[Raw records]
----------
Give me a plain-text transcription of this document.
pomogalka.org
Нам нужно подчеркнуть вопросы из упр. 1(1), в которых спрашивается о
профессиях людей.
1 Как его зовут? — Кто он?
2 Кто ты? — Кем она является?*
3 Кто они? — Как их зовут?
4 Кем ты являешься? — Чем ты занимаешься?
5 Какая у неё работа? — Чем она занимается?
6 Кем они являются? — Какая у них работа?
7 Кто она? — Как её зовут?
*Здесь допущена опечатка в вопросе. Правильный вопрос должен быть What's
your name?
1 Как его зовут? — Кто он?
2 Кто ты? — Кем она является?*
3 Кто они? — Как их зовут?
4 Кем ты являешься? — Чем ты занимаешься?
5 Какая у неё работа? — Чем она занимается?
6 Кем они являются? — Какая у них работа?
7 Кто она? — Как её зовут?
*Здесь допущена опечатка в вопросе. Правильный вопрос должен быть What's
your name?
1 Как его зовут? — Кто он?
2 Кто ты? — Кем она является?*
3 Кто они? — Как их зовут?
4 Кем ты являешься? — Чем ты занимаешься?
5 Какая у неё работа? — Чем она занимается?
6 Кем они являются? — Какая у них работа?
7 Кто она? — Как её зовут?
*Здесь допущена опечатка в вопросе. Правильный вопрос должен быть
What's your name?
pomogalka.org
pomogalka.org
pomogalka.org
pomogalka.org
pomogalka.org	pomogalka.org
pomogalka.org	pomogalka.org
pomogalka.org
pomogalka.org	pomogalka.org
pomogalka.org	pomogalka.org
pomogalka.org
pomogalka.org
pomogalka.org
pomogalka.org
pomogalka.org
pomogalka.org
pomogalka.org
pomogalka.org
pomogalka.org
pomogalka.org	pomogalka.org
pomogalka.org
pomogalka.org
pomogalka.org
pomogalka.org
----------
**Problem requirements**
Exactly as they are written, print the entries again.

**Solved problem**
Give me a plain-text transcription of this document.
pomogalka.org
Нам нужно подчеркнуть вопросы из упр. 1(1), в которых спрашивается о
профессиях людей.
1 Как его зовут? — Кто он?
2 Кто ты? — Кем она является?*
3 Кто они? — Как их зовут?
4 Кем ты являешься? — Чем ты занимаешься?
5 Какая у неё работа? — Чем она занимается?
6 Кем они являются? — Какая у них работа?
7 Кто она? — Как её зовут?
*Здесь допущена опечатка в вопросе. Правильный вопрос должен быть What's
your name?
1 Как его зовут? — Кто он?
2 Кто ты? — Кем она является?*
3 Кто они? — Как их зовут?
4 Кем ты являешься? — Чем ты занимаешься?
5 Какая у неё работа? — Чем она занимается?
6 Кем они являются? — Какая у них работа?
7 Кто она? — Как её зовут?
*Здесь допущена опечатка в вопросе. Правильный вопрос должен быть What's
your name?
1 Как его зовут? — Кто он?
2 Кто ты? — Кем она является?*
3 Кто они? — Как их зовут?
4 Кем ты являешься? — Чем ты занимаешься?
5 Какая у неё работа? — Чем она занимается?
6 Кем они являются? — Какая у них работа?
7 Кто она? — Как её зовут?
*Здесь допущена опечатка в вопросе. Правильный вопрос должен быть
What's your name?
pomogalka.org
pomogalka.org
pomogalka.org
pomogalka.org
pomogalka.org	pomogalka.org
pomogalka.org	pomogalka.org
pomogalka.org
pomogalka.org	pomogalka.org
pomogalka.org	pomogalka.org
pomogalka.org
pomogalka.org
pomogalka.org
pomogalka.org
pomogalka.org
pomogalka.org
pomogalka.org
pomogalka.org
pomogalka.org
pomogalka.org	pomogalka.org
pomogalka.org
pomogalka.org
pomogalka.org
pomogalka.org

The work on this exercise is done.